_What to do_. In the listing that follows, count each line containing the string "Indices" and report only the count.

Stored data:
— BEGIN —

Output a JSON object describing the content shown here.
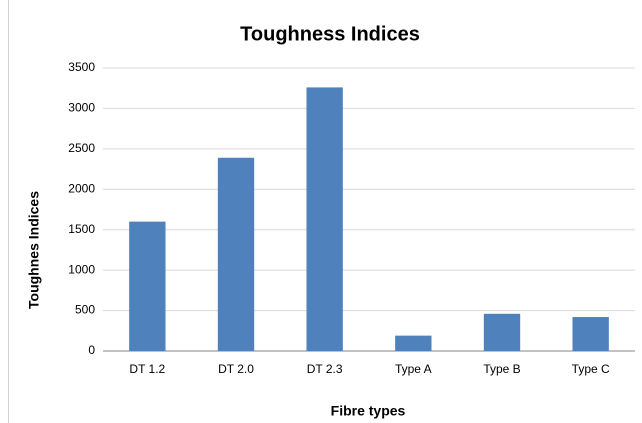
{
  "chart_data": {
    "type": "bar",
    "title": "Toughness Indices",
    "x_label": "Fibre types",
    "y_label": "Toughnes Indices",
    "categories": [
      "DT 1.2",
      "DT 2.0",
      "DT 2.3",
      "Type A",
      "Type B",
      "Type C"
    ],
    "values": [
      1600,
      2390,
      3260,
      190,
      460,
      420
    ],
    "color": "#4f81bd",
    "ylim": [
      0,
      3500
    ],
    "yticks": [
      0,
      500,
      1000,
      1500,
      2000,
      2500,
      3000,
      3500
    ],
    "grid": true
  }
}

— END —

_Expected answer_. 2